▸ Required task: Transcribe all of the records word for word, but omit the pictures.

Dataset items
▼
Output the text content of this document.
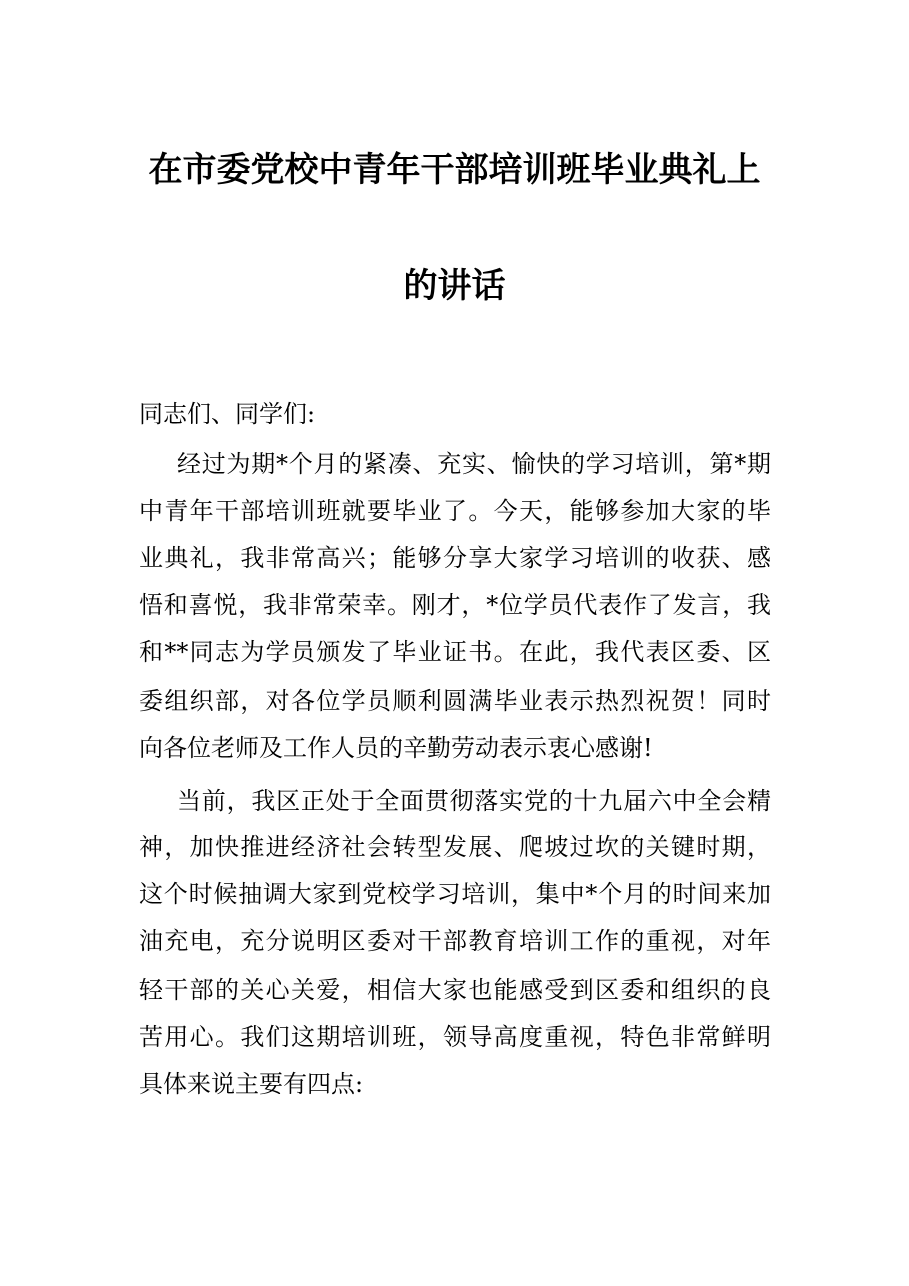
在市委党校中青年干部培训班毕业典礼上
的讲话
同志们、同学们:
经过为期*个月的紧凑、充实、愉快的学习培训，第*期
中青年干部培训班就要毕业了。今天，能够参加大家的毕
业典礼，我非常高兴；能够分享大家学习培训的收获、感
悟和喜悦，我非常荣幸。刚才，*位学员代表作了发言，我
和**同志为学员颁发了毕业证书。在此，我代表区委、区
委组织部，对各位学员顺利圆满毕业表示热烈祝贺！同时
向各位老师及工作人员的辛勤劳动表示衷心感谢!
当前，我区正处于全面贯彻落实党的十九届六中全会精
神，加快推进经济社会转型发展、爬坡过坎的关键时期，
这个时候抽调大家到党校学习培训，集中*个月的时间来加
油充电，充分说明区委对干部教育培训工作的重视，对年
轻干部的关心关爱，相信大家也能感受到区委和组织的良
苦用心。我们这期培训班，领导高度重视，特色非常鲜明
具体来说主要有四点:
▲
▸ Complete response:
Output the text content of this document.
在市委党校中青年干部培训班毕业典礼上
的讲话
同志们、同学们:
经过为期*个月的紧凑、充实、愉快的学习培训，第*期
中青年干部培训班就要毕业了。今天，能够参加大家的毕
业典礼，我非常高兴；能够分享大家学习培训的收获、感
悟和喜悦，我非常荣幸。刚才，*位学员代表作了发言，我
和**同志为学员颁发了毕业证书。在此，我代表区委、区
委组织部，对各位学员顺利圆满毕业表示热烈祝贺！同时
向各位老师及工作人员的辛勤劳动表示衷心感谢!
当前，我区正处于全面贯彻落实党的十九届六中全会精
神，加快推进经济社会转型发展、爬坡过坎的关键时期，
这个时候抽调大家到党校学习培训，集中*个月的时间来加
油充电，充分说明区委对干部教育培训工作的重视，对年
轻干部的关心关爱，相信大家也能感受到区委和组织的良
苦用心。我们这期培训班，领导高度重视，特色非常鲜明
具体来说主要有四点:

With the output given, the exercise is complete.